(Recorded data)
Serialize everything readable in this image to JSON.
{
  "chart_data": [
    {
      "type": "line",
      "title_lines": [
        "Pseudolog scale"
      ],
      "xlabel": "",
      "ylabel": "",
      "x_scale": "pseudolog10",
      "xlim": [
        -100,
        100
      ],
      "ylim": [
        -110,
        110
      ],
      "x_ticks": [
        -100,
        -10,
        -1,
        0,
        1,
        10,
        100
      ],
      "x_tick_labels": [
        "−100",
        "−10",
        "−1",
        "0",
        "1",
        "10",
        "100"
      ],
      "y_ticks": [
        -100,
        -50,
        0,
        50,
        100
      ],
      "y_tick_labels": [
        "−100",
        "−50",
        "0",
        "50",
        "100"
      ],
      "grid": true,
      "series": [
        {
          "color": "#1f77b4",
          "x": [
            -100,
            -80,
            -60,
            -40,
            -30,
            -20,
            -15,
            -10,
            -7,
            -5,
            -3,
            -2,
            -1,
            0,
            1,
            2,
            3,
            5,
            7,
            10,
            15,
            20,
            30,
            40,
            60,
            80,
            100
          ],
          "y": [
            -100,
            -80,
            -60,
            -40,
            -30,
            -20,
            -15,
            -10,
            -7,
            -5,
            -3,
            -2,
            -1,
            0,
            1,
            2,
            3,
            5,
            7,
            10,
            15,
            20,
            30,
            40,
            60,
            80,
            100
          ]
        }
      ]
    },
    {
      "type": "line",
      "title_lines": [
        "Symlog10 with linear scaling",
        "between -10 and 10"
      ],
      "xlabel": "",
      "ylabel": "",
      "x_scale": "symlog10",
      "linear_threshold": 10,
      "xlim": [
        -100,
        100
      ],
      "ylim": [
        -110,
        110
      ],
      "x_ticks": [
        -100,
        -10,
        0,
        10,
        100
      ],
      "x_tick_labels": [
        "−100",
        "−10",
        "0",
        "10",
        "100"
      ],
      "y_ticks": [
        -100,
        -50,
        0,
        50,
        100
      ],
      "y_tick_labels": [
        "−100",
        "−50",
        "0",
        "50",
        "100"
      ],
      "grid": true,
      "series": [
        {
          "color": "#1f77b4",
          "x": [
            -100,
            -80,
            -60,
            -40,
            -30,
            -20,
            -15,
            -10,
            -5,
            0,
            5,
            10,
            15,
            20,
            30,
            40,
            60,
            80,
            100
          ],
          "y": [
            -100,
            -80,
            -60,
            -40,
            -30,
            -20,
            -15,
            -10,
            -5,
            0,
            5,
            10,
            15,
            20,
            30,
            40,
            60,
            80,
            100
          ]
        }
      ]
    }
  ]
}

▶ Prompt:
Repeat the material above in full, keeping every word.

▶ Full output:
Serialize everything readable in this image to JSON.
{
  "chart_data": [
    {
      "type": "line",
      "title_lines": [
        "Pseudolog scale"
      ],
      "xlabel": "",
      "ylabel": "",
      "x_scale": "pseudolog10",
      "xlim": [
        -100,
        100
      ],
      "ylim": [
        -110,
        110
      ],
      "x_ticks": [
        -100,
        -10,
        -1,
        0,
        1,
        10,
        100
      ],
      "x_tick_labels": [
        "−100",
        "−10",
        "−1",
        "0",
        "1",
        "10",
        "100"
      ],
      "y_ticks": [
        -100,
        -50,
        0,
        50,
        100
      ],
      "y_tick_labels": [
        "−100",
        "−50",
        "0",
        "50",
        "100"
      ],
      "grid": true,
      "series": [
        {
          "color": "#1f77b4",
          "x": [
            -100,
            -80,
            -60,
            -40,
            -30,
            -20,
            -15,
            -10,
            -7,
            -5,
            -3,
            -2,
            -1,
            0,
            1,
            2,
            3,
            5,
            7,
            10,
            15,
            20,
            30,
            40,
            60,
            80,
            100
          ],
          "y": [
            -100,
            -80,
            -60,
            -40,
            -30,
            -20,
            -15,
            -10,
            -7,
            -5,
            -3,
            -2,
            -1,
            0,
            1,
            2,
            3,
            5,
            7,
            10,
            15,
            20,
            30,
            40,
            60,
            80,
            100
          ]
        }
      ]
    },
    {
      "type": "line",
      "title_lines": [
        "Symlog10 with linear scaling",
        "between -10 and 10"
      ],
      "xlabel": "",
      "ylabel": "",
      "x_scale": "symlog10",
      "linear_threshold": 10,
      "xlim": [
        -100,
        100
      ],
      "ylim": [
        -110,
        110
      ],
      "x_ticks": [
        -100,
        -10,
        0,
        10,
        100
      ],
      "x_tick_labels": [
        "−100",
        "−10",
        "0",
        "10",
        "100"
      ],
      "y_ticks": [
        -100,
        -50,
        0,
        50,
        100
      ],
      "y_tick_labels": [
        "−100",
        "−50",
        "0",
        "50",
        "100"
      ],
      "grid": true,
      "series": [
        {
          "color": "#1f77b4",
          "x": [
            -100,
            -80,
            -60,
            -40,
            -30,
            -20,
            -15,
            -10,
            -5,
            0,
            5,
            10,
            15,
            20,
            30,
            40,
            60,
            80,
            100
          ],
          "y": [
            -100,
            -80,
            -60,
            -40,
            -30,
            -20,
            -15,
            -10,
            -5,
            0,
            5,
            10,
            15,
            20,
            30,
            40,
            60,
            80,
            100
          ]
        }
      ]
    }
  ]
}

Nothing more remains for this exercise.